Available records:
────────────────────────────────────────

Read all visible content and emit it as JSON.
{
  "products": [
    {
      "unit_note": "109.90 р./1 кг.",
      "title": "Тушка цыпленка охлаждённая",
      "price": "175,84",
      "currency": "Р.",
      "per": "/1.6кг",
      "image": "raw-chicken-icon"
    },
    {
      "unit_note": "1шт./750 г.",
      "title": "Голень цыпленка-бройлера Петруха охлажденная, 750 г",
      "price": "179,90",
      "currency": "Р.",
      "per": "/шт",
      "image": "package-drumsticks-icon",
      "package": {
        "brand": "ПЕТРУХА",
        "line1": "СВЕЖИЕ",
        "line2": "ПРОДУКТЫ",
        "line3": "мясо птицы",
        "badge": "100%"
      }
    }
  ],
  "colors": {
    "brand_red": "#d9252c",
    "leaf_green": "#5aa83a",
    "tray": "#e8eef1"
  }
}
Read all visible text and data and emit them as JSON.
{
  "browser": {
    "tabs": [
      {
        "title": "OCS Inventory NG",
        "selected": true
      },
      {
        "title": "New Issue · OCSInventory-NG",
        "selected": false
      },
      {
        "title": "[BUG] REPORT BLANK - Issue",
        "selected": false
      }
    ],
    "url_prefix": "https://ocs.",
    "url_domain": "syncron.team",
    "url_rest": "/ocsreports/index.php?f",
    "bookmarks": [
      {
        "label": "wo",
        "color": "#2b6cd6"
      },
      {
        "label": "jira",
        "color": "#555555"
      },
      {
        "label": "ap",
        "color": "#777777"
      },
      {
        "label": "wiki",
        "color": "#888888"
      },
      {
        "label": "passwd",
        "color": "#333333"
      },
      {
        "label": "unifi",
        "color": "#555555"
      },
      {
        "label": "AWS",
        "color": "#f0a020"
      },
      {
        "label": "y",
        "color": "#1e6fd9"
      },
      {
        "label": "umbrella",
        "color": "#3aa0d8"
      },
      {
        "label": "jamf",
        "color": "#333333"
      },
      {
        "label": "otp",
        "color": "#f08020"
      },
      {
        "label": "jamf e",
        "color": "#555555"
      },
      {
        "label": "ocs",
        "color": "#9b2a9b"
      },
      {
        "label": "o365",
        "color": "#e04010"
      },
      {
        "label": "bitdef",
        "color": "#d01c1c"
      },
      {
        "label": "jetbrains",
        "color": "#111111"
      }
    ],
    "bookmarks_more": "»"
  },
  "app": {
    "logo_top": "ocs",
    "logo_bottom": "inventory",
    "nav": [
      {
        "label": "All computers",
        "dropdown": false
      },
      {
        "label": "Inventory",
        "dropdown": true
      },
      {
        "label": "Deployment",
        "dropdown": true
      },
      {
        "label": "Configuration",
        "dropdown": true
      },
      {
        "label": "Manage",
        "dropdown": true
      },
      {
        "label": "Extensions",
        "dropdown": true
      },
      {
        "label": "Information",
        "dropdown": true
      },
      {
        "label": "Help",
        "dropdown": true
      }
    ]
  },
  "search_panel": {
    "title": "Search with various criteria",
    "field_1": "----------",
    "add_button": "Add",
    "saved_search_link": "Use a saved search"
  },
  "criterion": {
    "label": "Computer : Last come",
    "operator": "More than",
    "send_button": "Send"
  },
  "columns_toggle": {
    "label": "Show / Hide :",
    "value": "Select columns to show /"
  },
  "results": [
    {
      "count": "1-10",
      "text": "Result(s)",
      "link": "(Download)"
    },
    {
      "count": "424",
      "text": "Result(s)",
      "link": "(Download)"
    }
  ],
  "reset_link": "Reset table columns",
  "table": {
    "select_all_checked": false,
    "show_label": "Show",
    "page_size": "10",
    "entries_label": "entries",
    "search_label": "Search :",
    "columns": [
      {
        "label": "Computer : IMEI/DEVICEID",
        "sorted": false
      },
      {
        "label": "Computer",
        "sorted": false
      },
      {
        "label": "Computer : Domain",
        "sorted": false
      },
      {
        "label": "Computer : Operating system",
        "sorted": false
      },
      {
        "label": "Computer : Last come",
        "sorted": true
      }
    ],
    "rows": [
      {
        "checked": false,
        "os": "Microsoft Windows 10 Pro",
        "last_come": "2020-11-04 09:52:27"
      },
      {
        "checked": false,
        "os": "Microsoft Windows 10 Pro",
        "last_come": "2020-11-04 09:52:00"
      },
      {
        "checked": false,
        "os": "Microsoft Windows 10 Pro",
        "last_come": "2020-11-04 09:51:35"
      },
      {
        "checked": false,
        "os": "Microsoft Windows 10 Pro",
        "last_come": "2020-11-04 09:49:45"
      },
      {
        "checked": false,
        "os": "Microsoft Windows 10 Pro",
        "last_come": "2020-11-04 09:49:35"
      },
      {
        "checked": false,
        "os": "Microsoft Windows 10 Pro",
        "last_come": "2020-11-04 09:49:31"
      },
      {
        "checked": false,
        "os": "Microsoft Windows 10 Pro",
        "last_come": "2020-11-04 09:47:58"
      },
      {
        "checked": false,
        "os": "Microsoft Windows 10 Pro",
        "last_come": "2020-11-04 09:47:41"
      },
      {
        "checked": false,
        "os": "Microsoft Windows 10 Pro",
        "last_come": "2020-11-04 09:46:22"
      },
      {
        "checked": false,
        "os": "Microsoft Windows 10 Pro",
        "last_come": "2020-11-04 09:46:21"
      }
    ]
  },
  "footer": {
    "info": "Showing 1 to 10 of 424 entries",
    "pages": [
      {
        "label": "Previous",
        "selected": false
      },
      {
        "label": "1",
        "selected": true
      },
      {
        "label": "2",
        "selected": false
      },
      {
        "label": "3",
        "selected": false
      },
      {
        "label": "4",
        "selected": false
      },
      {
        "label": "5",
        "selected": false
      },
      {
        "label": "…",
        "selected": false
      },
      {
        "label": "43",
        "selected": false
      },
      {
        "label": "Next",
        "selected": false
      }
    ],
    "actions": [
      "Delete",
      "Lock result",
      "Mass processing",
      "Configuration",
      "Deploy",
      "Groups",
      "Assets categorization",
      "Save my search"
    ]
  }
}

────────────────────────────────────────

Directions: Repeat the records above exactly as they appear.

Response below:
Read all visible content and emit it as JSON.
{
  "products": [
    {
      "unit_note": "109.90 р./1 кг.",
      "title": "Тушка цыпленка охлаждённая",
      "price": "175,84",
      "currency": "Р.",
      "per": "/1.6кг",
      "image": "raw-chicken-icon"
    },
    {
      "unit_note": "1шт./750 г.",
      "title": "Голень цыпленка-бройлера Петруха охлажденная, 750 г",
      "price": "179,90",
      "currency": "Р.",
      "per": "/шт",
      "image": "package-drumsticks-icon",
      "package": {
        "brand": "ПЕТРУХА",
        "line1": "СВЕЖИЕ",
        "line2": "ПРОДУКТЫ",
        "line3": "мясо птицы",
        "badge": "100%"
      }
    }
  ],
  "colors": {
    "brand_red": "#d9252c",
    "leaf_green": "#5aa83a",
    "tray": "#e8eef1"
  }
}
Read all visible text and data and emit them as JSON.
{
  "browser": {
    "tabs": [
      {
        "title": "OCS Inventory NG",
        "selected": true
      },
      {
        "title": "New Issue · OCSInventory-NG",
        "selected": false
      },
      {
        "title": "[BUG] REPORT BLANK - Issue",
        "selected": false
      }
    ],
    "url_prefix": "https://ocs.",
    "url_domain": "syncron.team",
    "url_rest": "/ocsreports/index.php?f",
    "bookmarks": [
      {
        "label": "wo",
        "color": "#2b6cd6"
      },
      {
        "label": "jira",
        "color": "#555555"
      },
      {
        "label": "ap",
        "color": "#777777"
      },
      {
        "label": "wiki",
        "color": "#888888"
      },
      {
        "label": "passwd",
        "color": "#333333"
      },
      {
        "label": "unifi",
        "color": "#555555"
      },
      {
        "label": "AWS",
        "color": "#f0a020"
      },
      {
        "label": "y",
        "color": "#1e6fd9"
      },
      {
        "label": "umbrella",
        "color": "#3aa0d8"
      },
      {
        "label": "jamf",
        "color": "#333333"
      },
      {
        "label": "otp",
        "color": "#f08020"
      },
      {
        "label": "jamf e",
        "color": "#555555"
      },
      {
        "label": "ocs",
        "color": "#9b2a9b"
      },
      {
        "label": "o365",
        "color": "#e04010"
      },
      {
        "label": "bitdef",
        "color": "#d01c1c"
      },
      {
        "label": "jetbrains",
        "color": "#111111"
      }
    ],
    "bookmarks_more": "»"
  },
  "app": {
    "logo_top": "ocs",
    "logo_bottom": "inventory",
    "nav": [
      {
        "label": "All computers",
        "dropdown": false
      },
      {
        "label": "Inventory",
        "dropdown": true
      },
      {
        "label": "Deployment",
        "dropdown": true
      },
      {
        "label": "Configuration",
        "dropdown": true
      },
      {
        "label": "Manage",
        "dropdown": true
      },
      {
        "label": "Extensions",
        "dropdown": true
      },
      {
        "label": "Information",
        "dropdown": true
      },
      {
        "label": "Help",
        "dropdown": true
      }
    ]
  },
  "search_panel": {
    "title": "Search with various criteria",
    "field_1": "----------",
    "add_button": "Add",
    "saved_search_link": "Use a saved search"
  },
  "criterion": {
    "label": "Computer : Last come",
    "operator": "More than",
    "send_button": "Send"
  },
  "columns_toggle": {
    "label": "Show / Hide :",
    "value": "Select columns to show /"
  },
  "results": [
    {
      "count": "1-10",
      "text": "Result(s)",
      "link": "(Download)"
    },
    {
      "count": "424",
      "text": "Result(s)",
      "link": "(Download)"
    }
  ],
  "reset_link": "Reset table columns",
  "table": {
    "select_all_checked": false,
    "show_label": "Show",
    "page_size": "10",
    "entries_label": "entries",
    "search_label": "Search :",
    "columns": [
      {
        "label": "Computer : IMEI/DEVICEID",
        "sorted": false
      },
      {
        "label": "Computer",
        "sorted": false
      },
      {
        "label": "Computer : Domain",
        "sorted": false
      },
      {
        "label": "Computer : Operating system",
        "sorted": false
      },
      {
        "label": "Computer : Last come",
        "sorted": true
      }
    ],
    "rows": [
      {
        "checked": false,
        "os": "Microsoft Windows 10 Pro",
        "last_come": "2020-11-04 09:52:27"
      },
      {
        "checked": false,
        "os": "Microsoft Windows 10 Pro",
        "last_come": "2020-11-04 09:52:00"
      },
      {
        "checked": false,
        "os": "Microsoft Windows 10 Pro",
        "last_come": "2020-11-04 09:51:35"
      },
      {
        "checked": false,
        "os": "Microsoft Windows 10 Pro",
        "last_come": "2020-11-04 09:49:45"
      },
      {
        "checked": false,
        "os": "Microsoft Windows 10 Pro",
        "last_come": "2020-11-04 09:49:35"
      },
      {
        "checked": false,
        "os": "Microsoft Windows 10 Pro",
        "last_come": "2020-11-04 09:49:31"
      },
      {
        "checked": false,
        "os": "Microsoft Windows 10 Pro",
        "last_come": "2020-11-04 09:47:58"
      },
      {
        "checked": false,
        "os": "Microsoft Windows 10 Pro",
        "last_come": "2020-11-04 09:47:41"
      },
      {
        "checked": false,
        "os": "Microsoft Windows 10 Pro",
        "last_come": "2020-11-04 09:46:22"
      },
      {
        "checked": false,
        "os": "Microsoft Windows 10 Pro",
        "last_come": "2020-11-04 09:46:21"
      }
    ]
  },
  "footer": {
    "info": "Showing 1 to 10 of 424 entries",
    "pages": [
      {
        "label": "Previous",
        "selected": false
      },
      {
        "label": "1",
        "selected": true
      },
      {
        "label": "2",
        "selected": false
      },
      {
        "label": "3",
        "selected": false
      },
      {
        "label": "4",
        "selected": false
      },
      {
        "label": "5",
        "selected": false
      },
      {
        "label": "…",
        "selected": false
      },
      {
        "label": "43",
        "selected": false
      },
      {
        "label": "Next",
        "selected": false
      }
    ],
    "actions": [
      "Delete",
      "Lock result",
      "Mass processing",
      "Configuration",
      "Deploy",
      "Groups",
      "Assets categorization",
      "Save my search"
    ]
  }
}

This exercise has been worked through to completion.